___ ENTRIES ___

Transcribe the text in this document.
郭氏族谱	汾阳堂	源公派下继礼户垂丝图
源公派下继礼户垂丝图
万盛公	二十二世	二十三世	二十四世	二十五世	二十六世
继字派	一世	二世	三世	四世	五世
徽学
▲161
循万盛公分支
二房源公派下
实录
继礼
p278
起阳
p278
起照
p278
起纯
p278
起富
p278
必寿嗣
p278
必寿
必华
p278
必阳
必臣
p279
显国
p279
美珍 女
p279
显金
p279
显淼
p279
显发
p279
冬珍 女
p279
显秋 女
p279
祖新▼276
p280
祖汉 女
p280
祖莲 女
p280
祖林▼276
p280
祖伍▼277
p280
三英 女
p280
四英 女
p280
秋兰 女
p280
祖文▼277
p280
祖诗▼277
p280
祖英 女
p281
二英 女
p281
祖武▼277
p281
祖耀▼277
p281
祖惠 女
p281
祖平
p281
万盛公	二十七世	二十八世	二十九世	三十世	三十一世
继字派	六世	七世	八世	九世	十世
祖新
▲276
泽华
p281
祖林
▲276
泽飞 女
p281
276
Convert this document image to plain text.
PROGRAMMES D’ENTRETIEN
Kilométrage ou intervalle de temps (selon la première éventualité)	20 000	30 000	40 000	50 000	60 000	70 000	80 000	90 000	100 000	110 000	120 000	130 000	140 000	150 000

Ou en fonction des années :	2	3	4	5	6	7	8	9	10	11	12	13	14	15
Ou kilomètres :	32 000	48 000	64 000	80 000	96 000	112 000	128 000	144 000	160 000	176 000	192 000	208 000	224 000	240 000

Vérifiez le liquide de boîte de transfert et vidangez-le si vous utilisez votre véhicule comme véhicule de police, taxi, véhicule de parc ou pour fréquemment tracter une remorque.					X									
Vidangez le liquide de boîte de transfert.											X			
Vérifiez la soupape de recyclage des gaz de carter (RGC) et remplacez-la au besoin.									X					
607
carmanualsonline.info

___

SHORT PROBLEM » Track down every line holding the string "this" and copy it.

WRITTEN REPLY »
Transcribe the text in this document.
Convert this document image to plain text.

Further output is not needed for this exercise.